* _THE RECORDS_
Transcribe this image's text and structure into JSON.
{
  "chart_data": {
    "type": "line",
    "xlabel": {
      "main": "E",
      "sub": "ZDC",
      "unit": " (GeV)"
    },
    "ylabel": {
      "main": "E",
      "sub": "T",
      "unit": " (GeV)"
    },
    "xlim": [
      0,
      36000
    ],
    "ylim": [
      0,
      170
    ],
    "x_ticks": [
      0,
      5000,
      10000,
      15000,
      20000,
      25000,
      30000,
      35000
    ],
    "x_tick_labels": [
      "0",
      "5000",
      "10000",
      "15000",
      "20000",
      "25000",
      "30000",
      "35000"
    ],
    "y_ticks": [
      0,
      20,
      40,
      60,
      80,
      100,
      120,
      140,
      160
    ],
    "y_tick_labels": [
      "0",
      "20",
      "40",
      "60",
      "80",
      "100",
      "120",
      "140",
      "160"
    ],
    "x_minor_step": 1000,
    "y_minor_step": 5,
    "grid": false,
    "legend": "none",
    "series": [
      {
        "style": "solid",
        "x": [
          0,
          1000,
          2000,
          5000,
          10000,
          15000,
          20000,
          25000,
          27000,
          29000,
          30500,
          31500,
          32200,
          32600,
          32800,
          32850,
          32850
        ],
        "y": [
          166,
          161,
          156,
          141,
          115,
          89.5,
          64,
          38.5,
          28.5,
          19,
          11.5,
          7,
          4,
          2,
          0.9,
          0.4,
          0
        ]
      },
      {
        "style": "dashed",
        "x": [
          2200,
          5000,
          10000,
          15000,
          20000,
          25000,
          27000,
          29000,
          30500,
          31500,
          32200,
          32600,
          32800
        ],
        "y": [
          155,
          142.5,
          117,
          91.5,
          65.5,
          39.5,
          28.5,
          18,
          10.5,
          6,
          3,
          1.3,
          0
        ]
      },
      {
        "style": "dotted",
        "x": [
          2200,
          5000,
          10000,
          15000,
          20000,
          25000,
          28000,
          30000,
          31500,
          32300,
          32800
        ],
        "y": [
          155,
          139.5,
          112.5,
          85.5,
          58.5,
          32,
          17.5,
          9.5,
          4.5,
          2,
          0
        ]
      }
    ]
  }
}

* _REQUIREMENT_
Extract all of the material exactly as it is written.

* _REPLY TO THE EXERCISE_
Transcribe this image's text and structure into JSON.
{
  "chart_data": {
    "type": "line",
    "xlabel": {
      "main": "E",
      "sub": "ZDC",
      "unit": " (GeV)"
    },
    "ylabel": {
      "main": "E",
      "sub": "T",
      "unit": " (GeV)"
    },
    "xlim": [
      0,
      36000
    ],
    "ylim": [
      0,
      170
    ],
    "x_ticks": [
      0,
      5000,
      10000,
      15000,
      20000,
      25000,
      30000,
      35000
    ],
    "x_tick_labels": [
      "0",
      "5000",
      "10000",
      "15000",
      "20000",
      "25000",
      "30000",
      "35000"
    ],
    "y_ticks": [
      0,
      20,
      40,
      60,
      80,
      100,
      120,
      140,
      160
    ],
    "y_tick_labels": [
      "0",
      "20",
      "40",
      "60",
      "80",
      "100",
      "120",
      "140",
      "160"
    ],
    "x_minor_step": 1000,
    "y_minor_step": 5,
    "grid": false,
    "legend": "none",
    "series": [
      {
        "style": "solid",
        "x": [
          0,
          1000,
          2000,
          5000,
          10000,
          15000,
          20000,
          25000,
          27000,
          29000,
          30500,
          31500,
          32200,
          32600,
          32800,
          32850,
          32850
        ],
        "y": [
          166,
          161,
          156,
          141,
          115,
          89.5,
          64,
          38.5,
          28.5,
          19,
          11.5,
          7,
          4,
          2,
          0.9,
          0.4,
          0
        ]
      },
      {
        "style": "dashed",
        "x": [
          2200,
          5000,
          10000,
          15000,
          20000,
          25000,
          27000,
          29000,
          30500,
          31500,
          32200,
          32600,
          32800
        ],
        "y": [
          155,
          142.5,
          117,
          91.5,
          65.5,
          39.5,
          28.5,
          18,
          10.5,
          6,
          3,
          1.3,
          0
        ]
      },
      {
        "style": "dotted",
        "x": [
          2200,
          5000,
          10000,
          15000,
          20000,
          25000,
          28000,
          30000,
          31500,
          32300,
          32800
        ],
        "y": [
          155,
          139.5,
          112.5,
          85.5,
          58.5,
          32,
          17.5,
          9.5,
          4.5,
          2,
          0
        ]
      }
    ]
  }
}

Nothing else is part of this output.